DATA EXCERPTS:
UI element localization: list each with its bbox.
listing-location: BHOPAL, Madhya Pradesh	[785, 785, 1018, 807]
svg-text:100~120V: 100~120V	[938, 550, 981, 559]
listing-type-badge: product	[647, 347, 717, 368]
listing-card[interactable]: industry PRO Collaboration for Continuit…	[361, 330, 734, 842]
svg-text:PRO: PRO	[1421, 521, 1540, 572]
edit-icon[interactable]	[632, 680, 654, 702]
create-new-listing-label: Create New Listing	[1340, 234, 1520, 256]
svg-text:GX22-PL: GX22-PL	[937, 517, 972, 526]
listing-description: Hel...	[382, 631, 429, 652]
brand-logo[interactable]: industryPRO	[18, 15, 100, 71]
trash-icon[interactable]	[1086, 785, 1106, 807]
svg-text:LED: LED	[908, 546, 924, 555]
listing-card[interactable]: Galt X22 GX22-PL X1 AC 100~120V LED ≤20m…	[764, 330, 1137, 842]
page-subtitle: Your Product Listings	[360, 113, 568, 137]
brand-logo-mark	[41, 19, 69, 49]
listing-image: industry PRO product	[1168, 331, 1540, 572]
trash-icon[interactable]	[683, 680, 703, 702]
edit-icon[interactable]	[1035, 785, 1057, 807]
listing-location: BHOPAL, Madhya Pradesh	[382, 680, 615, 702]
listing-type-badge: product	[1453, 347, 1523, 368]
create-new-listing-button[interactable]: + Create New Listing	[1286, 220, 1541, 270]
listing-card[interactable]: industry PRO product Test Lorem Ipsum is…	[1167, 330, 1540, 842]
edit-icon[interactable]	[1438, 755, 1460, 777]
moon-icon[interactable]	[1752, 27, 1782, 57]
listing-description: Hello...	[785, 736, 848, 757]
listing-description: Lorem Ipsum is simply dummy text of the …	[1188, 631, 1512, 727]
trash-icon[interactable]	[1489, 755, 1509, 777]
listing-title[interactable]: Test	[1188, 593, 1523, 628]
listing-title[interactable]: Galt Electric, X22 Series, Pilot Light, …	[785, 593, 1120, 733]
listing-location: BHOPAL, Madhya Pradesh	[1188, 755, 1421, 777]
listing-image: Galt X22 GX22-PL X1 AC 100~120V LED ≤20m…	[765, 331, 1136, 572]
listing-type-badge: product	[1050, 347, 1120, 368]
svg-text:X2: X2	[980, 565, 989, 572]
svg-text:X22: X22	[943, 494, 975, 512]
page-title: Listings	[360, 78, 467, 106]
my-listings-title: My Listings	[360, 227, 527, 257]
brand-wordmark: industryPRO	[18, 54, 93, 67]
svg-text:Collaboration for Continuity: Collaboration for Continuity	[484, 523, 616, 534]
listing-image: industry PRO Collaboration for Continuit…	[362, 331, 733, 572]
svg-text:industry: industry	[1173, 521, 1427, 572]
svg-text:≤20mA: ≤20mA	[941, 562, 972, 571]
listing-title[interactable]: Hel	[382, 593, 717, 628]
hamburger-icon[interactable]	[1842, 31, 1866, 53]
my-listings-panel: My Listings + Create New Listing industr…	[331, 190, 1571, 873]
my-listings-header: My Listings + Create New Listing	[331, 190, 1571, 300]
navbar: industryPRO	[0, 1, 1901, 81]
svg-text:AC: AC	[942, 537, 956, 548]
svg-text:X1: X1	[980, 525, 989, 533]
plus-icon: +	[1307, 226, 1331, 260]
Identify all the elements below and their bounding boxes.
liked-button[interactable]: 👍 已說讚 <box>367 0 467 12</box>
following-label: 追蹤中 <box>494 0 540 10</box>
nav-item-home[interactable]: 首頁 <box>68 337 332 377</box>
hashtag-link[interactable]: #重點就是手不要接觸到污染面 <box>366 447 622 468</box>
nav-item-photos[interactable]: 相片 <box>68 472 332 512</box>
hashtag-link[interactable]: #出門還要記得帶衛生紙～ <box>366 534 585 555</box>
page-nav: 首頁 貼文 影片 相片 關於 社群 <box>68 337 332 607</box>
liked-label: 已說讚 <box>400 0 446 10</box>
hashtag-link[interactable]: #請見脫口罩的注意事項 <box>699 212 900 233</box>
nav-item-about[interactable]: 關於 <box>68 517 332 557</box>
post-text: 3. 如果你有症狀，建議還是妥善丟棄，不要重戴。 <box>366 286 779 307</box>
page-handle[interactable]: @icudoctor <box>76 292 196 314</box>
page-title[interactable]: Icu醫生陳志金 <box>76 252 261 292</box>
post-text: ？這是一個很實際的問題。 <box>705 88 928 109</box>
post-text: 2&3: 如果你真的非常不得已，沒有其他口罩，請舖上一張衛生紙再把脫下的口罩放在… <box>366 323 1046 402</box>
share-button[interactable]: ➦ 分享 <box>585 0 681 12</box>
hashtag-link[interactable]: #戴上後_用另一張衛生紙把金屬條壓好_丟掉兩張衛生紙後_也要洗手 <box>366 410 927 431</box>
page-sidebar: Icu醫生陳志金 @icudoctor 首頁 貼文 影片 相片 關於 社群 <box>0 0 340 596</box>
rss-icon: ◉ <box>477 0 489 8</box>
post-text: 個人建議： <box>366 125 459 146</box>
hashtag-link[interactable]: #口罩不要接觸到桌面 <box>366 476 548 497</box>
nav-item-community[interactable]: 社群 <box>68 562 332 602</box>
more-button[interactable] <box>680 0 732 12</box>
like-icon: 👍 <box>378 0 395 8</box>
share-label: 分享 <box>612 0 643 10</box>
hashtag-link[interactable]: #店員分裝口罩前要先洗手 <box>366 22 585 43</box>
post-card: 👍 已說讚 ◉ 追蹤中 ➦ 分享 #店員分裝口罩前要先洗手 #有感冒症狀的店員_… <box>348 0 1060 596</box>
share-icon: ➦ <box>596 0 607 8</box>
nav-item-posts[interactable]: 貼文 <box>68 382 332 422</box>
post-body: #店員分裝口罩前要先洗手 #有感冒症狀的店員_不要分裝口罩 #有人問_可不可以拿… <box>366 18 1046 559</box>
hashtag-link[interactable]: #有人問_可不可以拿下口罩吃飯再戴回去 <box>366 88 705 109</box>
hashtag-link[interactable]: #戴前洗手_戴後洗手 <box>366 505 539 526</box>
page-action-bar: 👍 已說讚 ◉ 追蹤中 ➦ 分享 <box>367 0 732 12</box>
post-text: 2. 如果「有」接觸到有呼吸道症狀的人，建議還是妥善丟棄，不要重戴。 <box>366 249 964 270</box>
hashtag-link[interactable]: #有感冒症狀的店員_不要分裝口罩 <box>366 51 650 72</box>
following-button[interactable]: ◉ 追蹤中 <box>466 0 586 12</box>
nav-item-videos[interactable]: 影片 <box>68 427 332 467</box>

WHAT THIS TASK INVOLVES: Reproduce every line of the records above verbatim, without changing, omitting, or reordering any of them.

SOLVED PROBLEM:
UI element localization: list each with its bbox.
listing-location: BHOPAL, Madhya Pradesh	[785, 785, 1018, 807]
svg-text:100~120V: 100~120V	[938, 550, 981, 559]
listing-type-badge: product	[647, 347, 717, 368]
listing-card[interactable]: industry PRO Collaboration for Continuit…	[361, 330, 734, 842]
svg-text:PRO: PRO	[1421, 521, 1540, 572]
edit-icon[interactable]	[632, 680, 654, 702]
create-new-listing-label: Create New Listing	[1340, 234, 1520, 256]
svg-text:GX22-PL: GX22-PL	[937, 517, 972, 526]
listing-description: Hel...	[382, 631, 429, 652]
brand-logo[interactable]: industryPRO	[18, 15, 100, 71]
trash-icon[interactable]	[1086, 785, 1106, 807]
svg-text:LED: LED	[908, 546, 924, 555]
listing-card[interactable]: Galt X22 GX22-PL X1 AC 100~120V LED ≤20m…	[764, 330, 1137, 842]
page-subtitle: Your Product Listings	[360, 113, 568, 137]
brand-logo-mark	[41, 19, 69, 49]
listing-image: industry PRO product	[1168, 331, 1540, 572]
trash-icon[interactable]	[683, 680, 703, 702]
edit-icon[interactable]	[1035, 785, 1057, 807]
listing-location: BHOPAL, Madhya Pradesh	[382, 680, 615, 702]
listing-type-badge: product	[1453, 347, 1523, 368]
create-new-listing-button[interactable]: + Create New Listing	[1286, 220, 1541, 270]
listing-card[interactable]: industry PRO product Test Lorem Ipsum is…	[1167, 330, 1540, 842]
edit-icon[interactable]	[1438, 755, 1460, 777]
moon-icon[interactable]	[1752, 27, 1782, 57]
listing-description: Hello...	[785, 736, 848, 757]
listing-description: Lorem Ipsum is simply dummy text of the …	[1188, 631, 1512, 727]
trash-icon[interactable]	[1489, 755, 1509, 777]
listing-title[interactable]: Test	[1188, 593, 1523, 628]
listing-title[interactable]: Galt Electric, X22 Series, Pilot Light, …	[785, 593, 1120, 733]
listing-location: BHOPAL, Madhya Pradesh	[1188, 755, 1421, 777]
listing-image: Galt X22 GX22-PL X1 AC 100~120V LED ≤20m…	[765, 331, 1136, 572]
listing-type-badge: product	[1050, 347, 1120, 368]
svg-text:X2: X2	[980, 565, 989, 572]
svg-text:X22: X22	[943, 494, 975, 512]
page-title: Listings	[360, 78, 467, 106]
my-listings-title: My Listings	[360, 227, 527, 257]
brand-wordmark: industryPRO	[18, 54, 93, 67]
svg-text:Collaboration for Continuity: Collaboration for Continuity	[484, 523, 616, 534]
listing-image: industry PRO Collaboration for Continuit…	[362, 331, 733, 572]
svg-text:industry: industry	[1173, 521, 1427, 572]
svg-text:≤20mA: ≤20mA	[941, 562, 972, 571]
listing-title[interactable]: Hel	[382, 593, 717, 628]
hamburger-icon[interactable]	[1842, 31, 1866, 53]
my-listings-panel: My Listings + Create New Listing industr…	[331, 190, 1571, 873]
my-listings-header: My Listings + Create New Listing	[331, 190, 1571, 300]
navbar: industryPRO	[0, 1, 1901, 81]
svg-text:AC: AC	[942, 537, 956, 548]
svg-text:X1: X1	[980, 525, 989, 533]
plus-icon: +	[1307, 226, 1331, 260]
Identify all the elements below and their bounding boxes.
liked-button[interactable]: 👍 已說讚 <box>367 0 467 12</box>
following-label: 追蹤中 <box>494 0 540 10</box>
nav-item-home[interactable]: 首頁 <box>68 337 332 377</box>
hashtag-link[interactable]: #重點就是手不要接觸到污染面 <box>366 447 622 468</box>
nav-item-photos[interactable]: 相片 <box>68 472 332 512</box>
hashtag-link[interactable]: #出門還要記得帶衛生紙～ <box>366 534 585 555</box>
page-nav: 首頁 貼文 影片 相片 關於 社群 <box>68 337 332 607</box>
liked-label: 已說讚 <box>400 0 446 10</box>
hashtag-link[interactable]: #請見脫口罩的注意事項 <box>699 212 900 233</box>
nav-item-about[interactable]: 關於 <box>68 517 332 557</box>
post-text: 3. 如果你有症狀，建議還是妥善丟棄，不要重戴。 <box>366 286 779 307</box>
page-handle[interactable]: @icudoctor <box>76 292 196 314</box>
page-title[interactable]: Icu醫生陳志金 <box>76 252 261 292</box>
post-text: ？這是一個很實際的問題。 <box>705 88 928 109</box>
post-text: 2&3: 如果你真的非常不得已，沒有其他口罩，請舖上一張衛生紙再把脫下的口罩放在… <box>366 323 1046 402</box>
share-button[interactable]: ➦ 分享 <box>585 0 681 12</box>
hashtag-link[interactable]: #戴上後_用另一張衛生紙把金屬條壓好_丟掉兩張衛生紙後_也要洗手 <box>366 410 927 431</box>
page-sidebar: Icu醫生陳志金 @icudoctor 首頁 貼文 影片 相片 關於 社群 <box>0 0 340 596</box>
rss-icon: ◉ <box>477 0 489 8</box>
post-text: 個人建議： <box>366 125 459 146</box>
hashtag-link[interactable]: #口罩不要接觸到桌面 <box>366 476 548 497</box>
nav-item-community[interactable]: 社群 <box>68 562 332 602</box>
more-button[interactable] <box>680 0 732 12</box>
like-icon: 👍 <box>378 0 395 8</box>
share-label: 分享 <box>612 0 643 10</box>
hashtag-link[interactable]: #店員分裝口罩前要先洗手 <box>366 22 585 43</box>
post-card: 👍 已說讚 ◉ 追蹤中 ➦ 分享 #店員分裝口罩前要先洗手 #有感冒症狀的店員_… <box>348 0 1060 596</box>
share-icon: ➦ <box>596 0 607 8</box>
nav-item-posts[interactable]: 貼文 <box>68 382 332 422</box>
post-body: #店員分裝口罩前要先洗手 #有感冒症狀的店員_不要分裝口罩 #有人問_可不可以拿… <box>366 18 1046 559</box>
hashtag-link[interactable]: #有人問_可不可以拿下口罩吃飯再戴回去 <box>366 88 705 109</box>
hashtag-link[interactable]: #戴前洗手_戴後洗手 <box>366 505 539 526</box>
page-action-bar: 👍 已說讚 ◉ 追蹤中 ➦ 分享 <box>367 0 732 12</box>
post-text: 2. 如果「有」接觸到有呼吸道症狀的人，建議還是妥善丟棄，不要重戴。 <box>366 249 964 270</box>
hashtag-link[interactable]: #有感冒症狀的店員_不要分裝口罩 <box>366 51 650 72</box>
following-button[interactable]: ◉ 追蹤中 <box>466 0 586 12</box>
nav-item-videos[interactable]: 影片 <box>68 427 332 467</box>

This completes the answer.